Below are some entries. Work out how many of their lines hold the word "aire", and write that number alone.

═══

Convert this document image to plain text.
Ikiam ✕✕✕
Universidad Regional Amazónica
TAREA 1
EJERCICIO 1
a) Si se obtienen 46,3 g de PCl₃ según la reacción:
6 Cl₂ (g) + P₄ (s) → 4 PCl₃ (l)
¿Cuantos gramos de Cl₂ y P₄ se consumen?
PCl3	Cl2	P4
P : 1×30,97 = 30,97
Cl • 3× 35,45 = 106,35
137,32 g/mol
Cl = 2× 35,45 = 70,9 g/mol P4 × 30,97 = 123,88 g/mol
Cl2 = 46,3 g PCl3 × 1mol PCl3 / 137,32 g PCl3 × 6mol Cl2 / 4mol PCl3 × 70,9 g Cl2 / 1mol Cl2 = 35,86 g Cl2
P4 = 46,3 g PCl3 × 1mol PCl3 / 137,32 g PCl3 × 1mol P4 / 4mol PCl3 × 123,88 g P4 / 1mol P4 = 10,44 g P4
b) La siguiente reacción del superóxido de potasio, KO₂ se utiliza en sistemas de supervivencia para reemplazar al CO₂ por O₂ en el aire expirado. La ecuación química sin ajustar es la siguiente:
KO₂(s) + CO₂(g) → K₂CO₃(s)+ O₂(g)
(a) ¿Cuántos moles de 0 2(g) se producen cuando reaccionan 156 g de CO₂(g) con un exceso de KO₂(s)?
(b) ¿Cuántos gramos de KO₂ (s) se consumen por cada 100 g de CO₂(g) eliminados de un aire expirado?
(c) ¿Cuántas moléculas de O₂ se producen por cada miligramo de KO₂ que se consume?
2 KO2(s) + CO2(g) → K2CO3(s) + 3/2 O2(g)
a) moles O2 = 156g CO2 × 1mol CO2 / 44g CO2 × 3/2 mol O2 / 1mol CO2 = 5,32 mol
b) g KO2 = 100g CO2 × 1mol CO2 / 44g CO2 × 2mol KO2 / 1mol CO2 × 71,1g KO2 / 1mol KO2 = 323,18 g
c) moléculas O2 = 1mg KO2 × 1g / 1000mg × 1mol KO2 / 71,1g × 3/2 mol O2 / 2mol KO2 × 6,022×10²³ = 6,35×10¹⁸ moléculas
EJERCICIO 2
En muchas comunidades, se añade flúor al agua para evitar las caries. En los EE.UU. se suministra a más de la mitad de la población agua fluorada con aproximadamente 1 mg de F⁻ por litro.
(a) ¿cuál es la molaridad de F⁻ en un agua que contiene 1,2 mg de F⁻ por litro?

═══

*CORRECT OUTPUT*. 2